Material for the task —
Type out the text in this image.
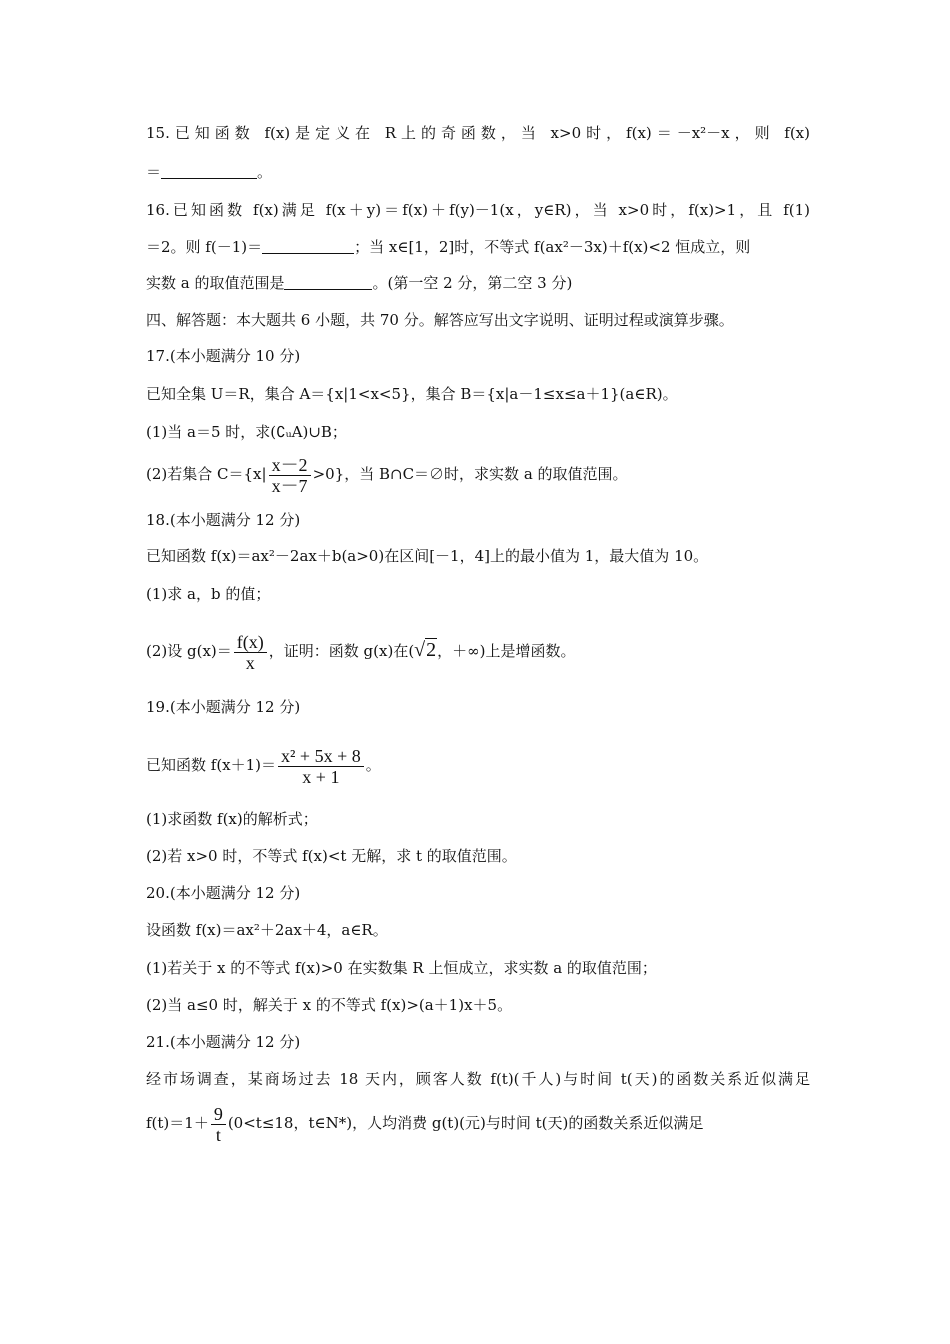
15.已知函数 f(x)是定义在 R上的奇函数，当 x>0时，f(x)＝－x²－x，则 f(x)
＝	。
16.已知函数 f(x)满足 f(x＋y)＝f(x)＋f(y)－1(x，y∈R)，当 x>0时，f(x)>1，且 f(1)
＝2。则 f(－1)＝	；当 x∈[1，2]时，不等式 f(ax²－3x)＋f(x)<2 恒成立，则
实数 a 的取值范围是	。(第一空 2 分，第二空 3 分)
四、解答题：本大题共 6 小题，共 70 分。解答应写出文字说明、证明过程或演算步骤。
17.(本小题满分 10 分)
已知全集 U＝R，集合 A＝{x|1<x<5}，集合 B＝{x|a－1≤x≤a＋1}(a∈R)。
(1)当 a＝5 时，求(∁ᵤA)∪B；
(2)若集合 $C=\{x| \frac{x-2}{x-7} >0\}$，当 B∩C＝∅时，求实数 a 的取值范围。
18.(本小题满分 12 分)
已知函数 f(x)＝ax²－2ax＋b(a>0)在区间[－1，4]上的最小值为 1，最大值为 10。
(1)求 a，b 的值；
(2)设 $g(x)= \frac{f(x)}{x}$ ，证明：函数 g(x)在(√2，＋∞)上是增函数。
19.(本小题满分 12 分)
已知函数 $f(x+1)= \frac{\text{x² + 5x + 8}}{x + 1}$ 。
(1)求函数 f(x)的解析式；
(2)若 x>0 时，不等式 f(x)<t 无解，求 t 的取值范围。
20.(本小题满分 12 分)
设函数 f(x)＝ax²＋2ax＋4，a∈R。
(1)若关于 x 的不等式 f(x)>0 在实数集 R 上恒成立，求实数 a 的取值范围；
(2)当 a≤0 时，解关于 x 的不等式 f(x)>(a＋1)x＋5。
21.(本小题满分 12 分)
经市场调查，某商场过去 18 天内，顾客人数 f(t)(千人)与时间 t(天)的函数关系近似满足
$f(t)=1+ \frac{9}{t} (0<t\le 18$，t∈N*)，人均消费 g(t)(元)与时间 t(天)的函数关系近似满足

Exercise prompt — Without the pictures, restate all the entries above exactly.

Written answer —
Type out the text in this image.
15.已知函数 f(x)是定义在 R上的奇函数，当 x>0时，f(x)＝－x²－x，则 f(x)
＝	。
16.已知函数 f(x)满足 f(x＋y)＝f(x)＋f(y)－1(x，y∈R)，当 x>0时，f(x)>1，且 f(1)
＝2。则 f(－1)＝	；当 x∈[1，2]时，不等式 f(ax²－3x)＋f(x)<2 恒成立，则
实数 a 的取值范围是	。(第一空 2 分，第二空 3 分)
四、解答题：本大题共 6 小题，共 70 分。解答应写出文字说明、证明过程或演算步骤。
17.(本小题满分 10 分)
已知全集 U＝R，集合 A＝{x|1<x<5}，集合 B＝{x|a－1≤x≤a＋1}(a∈R)。
(1)当 a＝5 时，求(∁ᵤA)∪B；
(2)若集合 $C=\{x| \frac{x-2}{x-7} >0\}$，当 B∩C＝∅时，求实数 a 的取值范围。
18.(本小题满分 12 分)
已知函数 f(x)＝ax²－2ax＋b(a>0)在区间[－1，4]上的最小值为 1，最大值为 10。
(1)求 a，b 的值；
(2)设 $g(x)= \frac{f(x)}{x}$ ，证明：函数 g(x)在(√2，＋∞)上是增函数。
19.(本小题满分 12 分)
已知函数 $f(x+1)= \frac{\text{x² + 5x + 8}}{x + 1}$ 。
(1)求函数 f(x)的解析式；
(2)若 x>0 时，不等式 f(x)<t 无解，求 t 的取值范围。
20.(本小题满分 12 分)
设函数 f(x)＝ax²＋2ax＋4，a∈R。
(1)若关于 x 的不等式 f(x)>0 在实数集 R 上恒成立，求实数 a 的取值范围；
(2)当 a≤0 时，解关于 x 的不等式 f(x)>(a＋1)x＋5。
21.(本小题满分 12 分)
经市场调查，某商场过去 18 天内，顾客人数 f(t)(千人)与时间 t(天)的函数关系近似满足
$f(t)=1+ \frac{9}{t} (0<t\le 18$，t∈N*)，人均消费 g(t)(元)与时间 t(天)的函数关系近似满足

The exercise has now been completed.